DO THIS → Each line containing the word "xlabel" must be collected.

Records about charts and figures:

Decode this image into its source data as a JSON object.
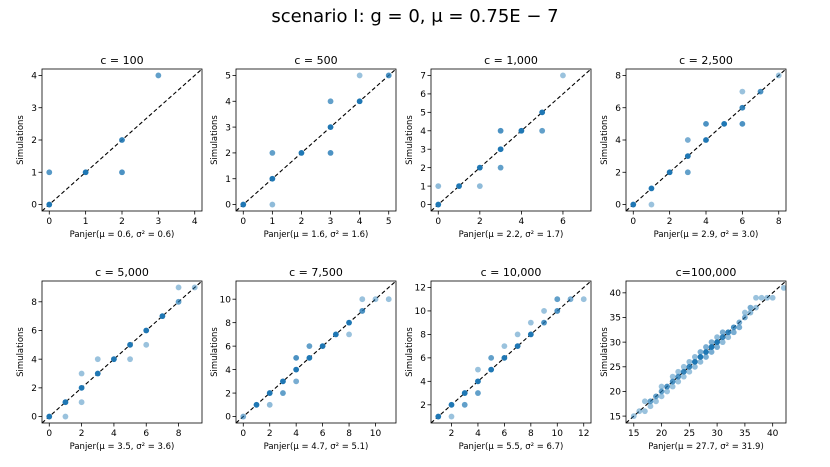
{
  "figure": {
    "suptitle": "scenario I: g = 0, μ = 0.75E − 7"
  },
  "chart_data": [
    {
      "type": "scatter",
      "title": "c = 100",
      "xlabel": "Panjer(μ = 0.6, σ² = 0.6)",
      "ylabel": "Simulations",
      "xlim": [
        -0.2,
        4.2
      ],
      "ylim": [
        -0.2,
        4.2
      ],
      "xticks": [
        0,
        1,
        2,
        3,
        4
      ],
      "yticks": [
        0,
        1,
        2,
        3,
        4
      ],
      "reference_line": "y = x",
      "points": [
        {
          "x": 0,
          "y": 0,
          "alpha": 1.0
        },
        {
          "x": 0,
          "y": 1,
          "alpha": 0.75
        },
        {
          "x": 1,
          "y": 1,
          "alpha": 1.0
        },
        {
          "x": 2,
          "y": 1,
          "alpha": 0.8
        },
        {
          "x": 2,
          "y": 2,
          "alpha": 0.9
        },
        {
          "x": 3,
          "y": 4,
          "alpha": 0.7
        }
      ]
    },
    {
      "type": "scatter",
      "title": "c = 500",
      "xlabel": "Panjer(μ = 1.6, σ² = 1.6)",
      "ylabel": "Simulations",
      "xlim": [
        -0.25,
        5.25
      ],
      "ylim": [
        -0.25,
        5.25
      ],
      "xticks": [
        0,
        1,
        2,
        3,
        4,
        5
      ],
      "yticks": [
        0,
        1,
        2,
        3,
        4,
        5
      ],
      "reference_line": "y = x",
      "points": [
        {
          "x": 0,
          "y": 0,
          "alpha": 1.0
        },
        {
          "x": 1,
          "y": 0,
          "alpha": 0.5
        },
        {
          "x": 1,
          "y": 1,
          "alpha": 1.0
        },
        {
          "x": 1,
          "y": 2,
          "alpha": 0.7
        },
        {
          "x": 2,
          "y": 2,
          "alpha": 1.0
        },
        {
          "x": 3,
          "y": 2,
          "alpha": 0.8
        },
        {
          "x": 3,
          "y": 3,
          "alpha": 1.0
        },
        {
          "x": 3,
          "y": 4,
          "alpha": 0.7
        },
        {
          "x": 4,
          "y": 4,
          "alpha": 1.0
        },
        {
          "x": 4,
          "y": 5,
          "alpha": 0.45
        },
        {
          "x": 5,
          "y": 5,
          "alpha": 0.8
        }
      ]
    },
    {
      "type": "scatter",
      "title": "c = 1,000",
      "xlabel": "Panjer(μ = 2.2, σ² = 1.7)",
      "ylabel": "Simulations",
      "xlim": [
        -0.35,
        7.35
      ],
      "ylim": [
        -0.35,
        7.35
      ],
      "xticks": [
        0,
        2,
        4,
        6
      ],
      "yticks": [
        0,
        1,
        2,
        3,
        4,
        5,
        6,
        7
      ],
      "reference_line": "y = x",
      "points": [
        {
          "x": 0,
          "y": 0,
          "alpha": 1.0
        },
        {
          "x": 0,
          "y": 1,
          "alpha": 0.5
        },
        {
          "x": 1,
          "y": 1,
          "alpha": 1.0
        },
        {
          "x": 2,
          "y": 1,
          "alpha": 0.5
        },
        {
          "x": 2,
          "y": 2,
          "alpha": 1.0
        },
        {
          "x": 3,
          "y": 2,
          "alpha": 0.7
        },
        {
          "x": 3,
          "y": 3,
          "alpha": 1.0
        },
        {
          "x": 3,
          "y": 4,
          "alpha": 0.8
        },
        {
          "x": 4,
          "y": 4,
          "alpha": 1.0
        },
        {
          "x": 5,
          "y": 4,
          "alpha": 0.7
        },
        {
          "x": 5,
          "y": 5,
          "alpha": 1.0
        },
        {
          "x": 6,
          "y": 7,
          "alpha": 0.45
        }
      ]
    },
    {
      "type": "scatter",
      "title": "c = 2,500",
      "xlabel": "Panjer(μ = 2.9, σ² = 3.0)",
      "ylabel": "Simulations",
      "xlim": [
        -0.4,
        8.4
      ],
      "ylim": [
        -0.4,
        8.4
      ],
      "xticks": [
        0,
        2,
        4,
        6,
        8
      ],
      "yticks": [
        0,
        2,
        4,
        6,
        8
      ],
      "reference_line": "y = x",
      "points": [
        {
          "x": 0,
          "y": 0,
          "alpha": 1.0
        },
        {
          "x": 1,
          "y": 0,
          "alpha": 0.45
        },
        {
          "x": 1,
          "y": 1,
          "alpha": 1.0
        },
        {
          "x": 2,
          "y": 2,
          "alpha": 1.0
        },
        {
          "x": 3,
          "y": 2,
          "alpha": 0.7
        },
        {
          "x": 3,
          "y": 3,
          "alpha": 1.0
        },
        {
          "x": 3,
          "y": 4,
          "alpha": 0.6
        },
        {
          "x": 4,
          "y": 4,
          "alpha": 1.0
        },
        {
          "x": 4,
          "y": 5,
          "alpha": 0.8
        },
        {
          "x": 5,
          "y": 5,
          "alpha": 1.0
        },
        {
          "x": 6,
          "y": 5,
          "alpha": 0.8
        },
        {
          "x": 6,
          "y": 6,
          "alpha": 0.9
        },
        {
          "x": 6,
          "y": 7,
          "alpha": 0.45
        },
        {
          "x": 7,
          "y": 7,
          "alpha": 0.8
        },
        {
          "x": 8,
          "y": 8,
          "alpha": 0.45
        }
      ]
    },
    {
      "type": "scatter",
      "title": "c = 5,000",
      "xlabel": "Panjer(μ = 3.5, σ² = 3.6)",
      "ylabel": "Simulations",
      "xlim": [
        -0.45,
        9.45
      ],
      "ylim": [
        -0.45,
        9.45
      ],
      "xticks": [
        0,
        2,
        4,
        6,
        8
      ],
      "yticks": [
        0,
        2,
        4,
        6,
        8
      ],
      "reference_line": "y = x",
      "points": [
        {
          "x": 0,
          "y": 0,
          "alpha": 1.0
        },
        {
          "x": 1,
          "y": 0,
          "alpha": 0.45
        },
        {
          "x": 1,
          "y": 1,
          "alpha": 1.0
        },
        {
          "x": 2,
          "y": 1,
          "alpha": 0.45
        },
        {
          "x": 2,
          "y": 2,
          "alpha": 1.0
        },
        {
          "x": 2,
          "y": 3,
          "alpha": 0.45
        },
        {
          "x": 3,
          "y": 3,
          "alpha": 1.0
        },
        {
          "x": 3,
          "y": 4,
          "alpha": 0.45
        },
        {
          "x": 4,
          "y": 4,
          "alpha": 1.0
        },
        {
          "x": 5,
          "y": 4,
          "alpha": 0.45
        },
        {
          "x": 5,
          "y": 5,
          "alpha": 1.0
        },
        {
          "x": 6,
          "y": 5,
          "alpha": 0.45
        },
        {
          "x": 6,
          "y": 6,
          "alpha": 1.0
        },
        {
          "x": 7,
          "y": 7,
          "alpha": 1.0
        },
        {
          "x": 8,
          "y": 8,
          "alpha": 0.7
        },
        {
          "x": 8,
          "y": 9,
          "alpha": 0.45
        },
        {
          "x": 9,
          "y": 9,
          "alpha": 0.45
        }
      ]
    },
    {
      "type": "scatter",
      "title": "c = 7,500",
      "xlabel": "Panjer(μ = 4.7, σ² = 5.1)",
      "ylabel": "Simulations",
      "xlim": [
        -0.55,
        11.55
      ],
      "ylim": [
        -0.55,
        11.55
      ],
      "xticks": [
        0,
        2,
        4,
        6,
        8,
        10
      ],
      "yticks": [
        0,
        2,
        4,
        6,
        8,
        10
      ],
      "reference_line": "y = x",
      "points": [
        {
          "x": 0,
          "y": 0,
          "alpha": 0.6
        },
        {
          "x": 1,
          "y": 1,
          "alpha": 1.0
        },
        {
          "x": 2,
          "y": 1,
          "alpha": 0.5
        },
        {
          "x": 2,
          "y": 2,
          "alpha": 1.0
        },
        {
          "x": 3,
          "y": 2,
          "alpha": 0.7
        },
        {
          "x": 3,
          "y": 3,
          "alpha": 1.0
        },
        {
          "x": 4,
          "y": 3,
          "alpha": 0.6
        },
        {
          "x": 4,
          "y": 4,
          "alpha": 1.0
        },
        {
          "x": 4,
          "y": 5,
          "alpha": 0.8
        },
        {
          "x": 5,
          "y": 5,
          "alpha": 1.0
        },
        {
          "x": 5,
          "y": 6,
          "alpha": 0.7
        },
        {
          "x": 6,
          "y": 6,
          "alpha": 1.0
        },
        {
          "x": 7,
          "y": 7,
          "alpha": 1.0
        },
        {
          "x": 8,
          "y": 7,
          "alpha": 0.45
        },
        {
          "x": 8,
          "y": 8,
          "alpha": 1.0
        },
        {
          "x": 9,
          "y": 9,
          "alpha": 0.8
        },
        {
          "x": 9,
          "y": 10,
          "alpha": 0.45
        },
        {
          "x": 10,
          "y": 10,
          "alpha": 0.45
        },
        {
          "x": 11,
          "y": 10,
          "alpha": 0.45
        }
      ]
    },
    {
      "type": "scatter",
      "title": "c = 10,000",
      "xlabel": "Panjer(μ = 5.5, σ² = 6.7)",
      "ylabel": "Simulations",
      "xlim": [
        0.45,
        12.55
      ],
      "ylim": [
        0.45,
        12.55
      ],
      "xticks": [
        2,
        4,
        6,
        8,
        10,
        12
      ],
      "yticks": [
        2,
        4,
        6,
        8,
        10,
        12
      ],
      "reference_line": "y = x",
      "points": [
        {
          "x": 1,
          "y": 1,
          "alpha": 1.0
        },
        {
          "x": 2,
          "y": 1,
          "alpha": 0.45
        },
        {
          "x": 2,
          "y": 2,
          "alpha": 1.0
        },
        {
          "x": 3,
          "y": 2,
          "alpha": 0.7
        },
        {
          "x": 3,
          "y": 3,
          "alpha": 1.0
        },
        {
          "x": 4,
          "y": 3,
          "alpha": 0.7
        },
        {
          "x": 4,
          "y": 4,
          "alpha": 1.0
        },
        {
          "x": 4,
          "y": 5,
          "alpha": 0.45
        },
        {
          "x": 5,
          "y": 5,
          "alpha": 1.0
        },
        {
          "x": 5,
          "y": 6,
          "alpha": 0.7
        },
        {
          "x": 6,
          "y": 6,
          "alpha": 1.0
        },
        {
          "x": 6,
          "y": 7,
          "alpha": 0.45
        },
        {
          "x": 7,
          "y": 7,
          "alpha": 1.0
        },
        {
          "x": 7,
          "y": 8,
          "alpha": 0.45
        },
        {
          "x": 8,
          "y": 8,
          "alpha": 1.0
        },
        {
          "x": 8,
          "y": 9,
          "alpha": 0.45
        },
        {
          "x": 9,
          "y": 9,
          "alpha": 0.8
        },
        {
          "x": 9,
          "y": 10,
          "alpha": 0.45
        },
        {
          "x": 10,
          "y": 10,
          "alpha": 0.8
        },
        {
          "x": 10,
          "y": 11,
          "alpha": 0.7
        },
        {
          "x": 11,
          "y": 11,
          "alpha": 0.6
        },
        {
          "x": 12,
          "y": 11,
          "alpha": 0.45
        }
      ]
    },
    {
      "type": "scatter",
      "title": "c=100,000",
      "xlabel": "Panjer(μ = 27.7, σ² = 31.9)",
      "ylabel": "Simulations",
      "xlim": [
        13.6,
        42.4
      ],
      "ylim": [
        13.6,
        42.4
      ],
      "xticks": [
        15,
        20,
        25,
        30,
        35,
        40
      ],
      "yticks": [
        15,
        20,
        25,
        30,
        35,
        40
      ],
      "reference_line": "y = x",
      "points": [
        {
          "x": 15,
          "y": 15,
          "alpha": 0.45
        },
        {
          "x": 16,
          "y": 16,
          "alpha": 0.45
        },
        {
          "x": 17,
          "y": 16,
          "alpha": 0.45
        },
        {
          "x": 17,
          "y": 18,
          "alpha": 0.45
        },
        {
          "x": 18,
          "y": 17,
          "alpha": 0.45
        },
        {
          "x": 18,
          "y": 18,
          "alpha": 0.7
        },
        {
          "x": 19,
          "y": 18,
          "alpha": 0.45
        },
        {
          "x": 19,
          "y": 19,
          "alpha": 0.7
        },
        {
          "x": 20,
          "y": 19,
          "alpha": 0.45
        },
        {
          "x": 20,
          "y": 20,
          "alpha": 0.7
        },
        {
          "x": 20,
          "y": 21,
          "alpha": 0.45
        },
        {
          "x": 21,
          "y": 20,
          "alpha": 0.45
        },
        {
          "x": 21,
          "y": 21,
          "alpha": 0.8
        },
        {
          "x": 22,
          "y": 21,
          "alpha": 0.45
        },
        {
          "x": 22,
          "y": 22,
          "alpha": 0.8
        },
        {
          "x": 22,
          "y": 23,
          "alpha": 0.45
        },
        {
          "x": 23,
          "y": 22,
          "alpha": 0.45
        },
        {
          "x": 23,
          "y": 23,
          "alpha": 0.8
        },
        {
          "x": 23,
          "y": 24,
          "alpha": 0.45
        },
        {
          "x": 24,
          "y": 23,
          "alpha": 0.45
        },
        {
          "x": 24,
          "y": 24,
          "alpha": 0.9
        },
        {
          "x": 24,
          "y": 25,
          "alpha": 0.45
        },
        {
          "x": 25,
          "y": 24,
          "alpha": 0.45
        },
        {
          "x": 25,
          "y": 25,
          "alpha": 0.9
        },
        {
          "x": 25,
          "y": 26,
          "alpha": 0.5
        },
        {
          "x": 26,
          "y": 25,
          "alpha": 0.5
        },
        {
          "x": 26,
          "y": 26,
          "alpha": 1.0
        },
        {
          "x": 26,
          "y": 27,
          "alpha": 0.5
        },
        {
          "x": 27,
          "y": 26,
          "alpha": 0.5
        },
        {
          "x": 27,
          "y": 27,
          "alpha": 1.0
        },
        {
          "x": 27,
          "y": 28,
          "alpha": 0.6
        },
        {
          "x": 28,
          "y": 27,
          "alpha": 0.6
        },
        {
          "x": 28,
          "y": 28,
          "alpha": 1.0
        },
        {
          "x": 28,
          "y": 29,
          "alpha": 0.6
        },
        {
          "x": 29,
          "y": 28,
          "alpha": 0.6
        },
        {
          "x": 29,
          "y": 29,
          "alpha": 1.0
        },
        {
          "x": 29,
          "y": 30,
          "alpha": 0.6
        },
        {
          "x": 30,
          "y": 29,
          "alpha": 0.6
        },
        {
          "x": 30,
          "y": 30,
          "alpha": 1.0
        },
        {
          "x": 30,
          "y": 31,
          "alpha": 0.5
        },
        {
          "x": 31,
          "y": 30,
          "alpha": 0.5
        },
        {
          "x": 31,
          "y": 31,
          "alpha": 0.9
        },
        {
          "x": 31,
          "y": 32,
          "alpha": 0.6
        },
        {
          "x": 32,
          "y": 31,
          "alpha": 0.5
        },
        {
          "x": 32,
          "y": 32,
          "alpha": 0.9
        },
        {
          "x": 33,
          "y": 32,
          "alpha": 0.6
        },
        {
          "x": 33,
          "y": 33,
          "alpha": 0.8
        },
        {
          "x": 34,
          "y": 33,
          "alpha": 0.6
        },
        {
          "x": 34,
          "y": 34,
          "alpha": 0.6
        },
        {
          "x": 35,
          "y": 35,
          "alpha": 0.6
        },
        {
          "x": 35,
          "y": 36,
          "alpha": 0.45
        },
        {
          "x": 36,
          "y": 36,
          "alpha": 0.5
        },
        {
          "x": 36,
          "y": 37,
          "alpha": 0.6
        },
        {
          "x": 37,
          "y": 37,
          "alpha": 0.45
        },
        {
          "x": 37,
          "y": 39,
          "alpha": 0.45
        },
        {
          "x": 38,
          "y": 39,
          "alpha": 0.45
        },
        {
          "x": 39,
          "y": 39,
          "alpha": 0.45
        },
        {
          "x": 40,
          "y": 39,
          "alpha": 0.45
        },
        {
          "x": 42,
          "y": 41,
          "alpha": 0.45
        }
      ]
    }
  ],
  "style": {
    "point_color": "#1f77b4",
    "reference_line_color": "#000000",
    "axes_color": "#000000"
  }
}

RESPONSE TO THE EXERCISE →
      "xlabel": "Panjer(μ = 0.6, σ² = 0.6)",
      "xlabel": "Panjer(μ = 1.6, σ² = 1.6)",
      "xlabel": "Panjer(μ = 2.2, σ² = 1.7)",
      "xlabel": "Panjer(μ = 2.9, σ² = 3.0)",
      "xlabel": "Panjer(μ = 3.5, σ² = 3.6)",
      "xlabel": "Panjer(μ = 4.7, σ² = 5.1)",
      "xlabel": "Panjer(μ = 5.5, σ² = 6.7)",
      "xlabel": "Panjer(μ = 27.7, σ² = 31.9)",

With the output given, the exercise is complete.